What to work on:
Gather from the listing below each line that includes the word "movement", and copy it.

[start Data for the task]

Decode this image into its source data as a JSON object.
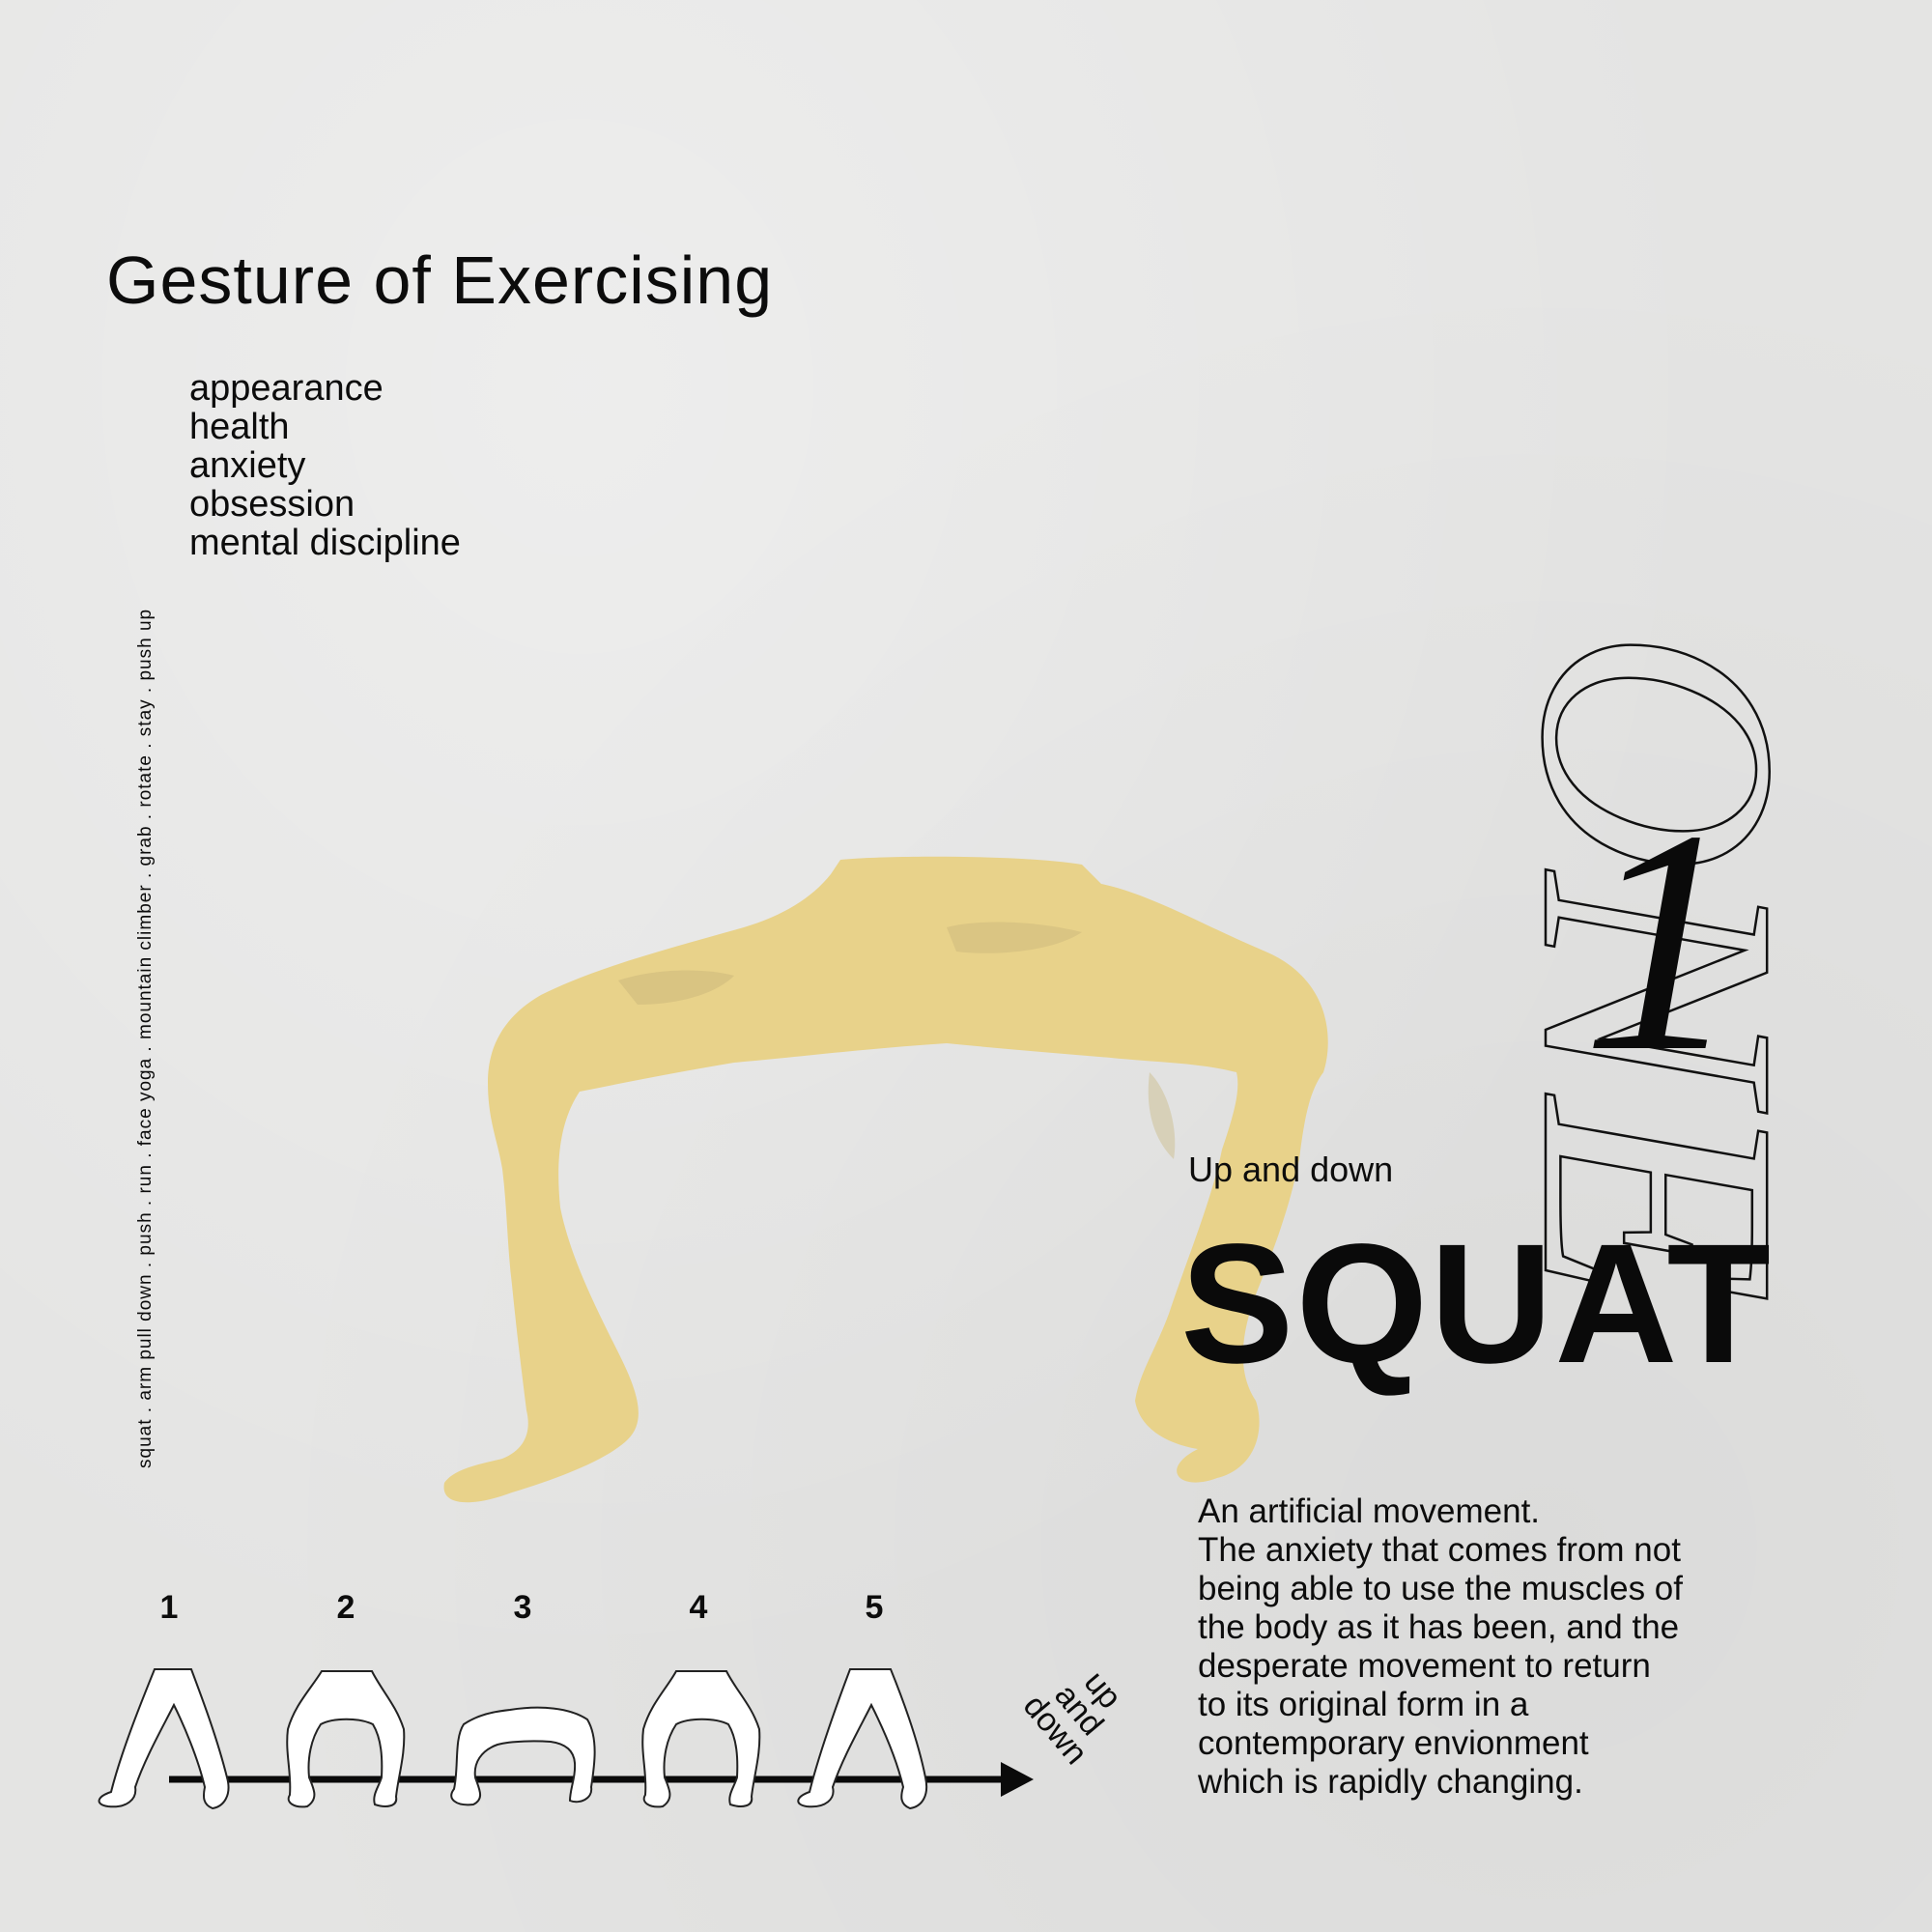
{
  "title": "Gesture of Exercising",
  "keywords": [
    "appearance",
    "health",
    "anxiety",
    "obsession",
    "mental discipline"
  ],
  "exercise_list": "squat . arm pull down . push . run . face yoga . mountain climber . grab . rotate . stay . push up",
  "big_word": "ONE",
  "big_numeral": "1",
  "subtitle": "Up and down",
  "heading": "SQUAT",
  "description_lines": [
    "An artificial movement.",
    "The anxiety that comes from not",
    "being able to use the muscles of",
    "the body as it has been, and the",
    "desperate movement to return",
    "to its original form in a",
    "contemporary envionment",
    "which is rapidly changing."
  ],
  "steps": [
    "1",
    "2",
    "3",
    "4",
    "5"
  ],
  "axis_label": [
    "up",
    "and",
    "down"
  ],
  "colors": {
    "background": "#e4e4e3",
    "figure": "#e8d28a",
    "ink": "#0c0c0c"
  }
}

[end Data for the task]

Solution for this problem:
    "An artificial movement.",
    "desperate movement to return",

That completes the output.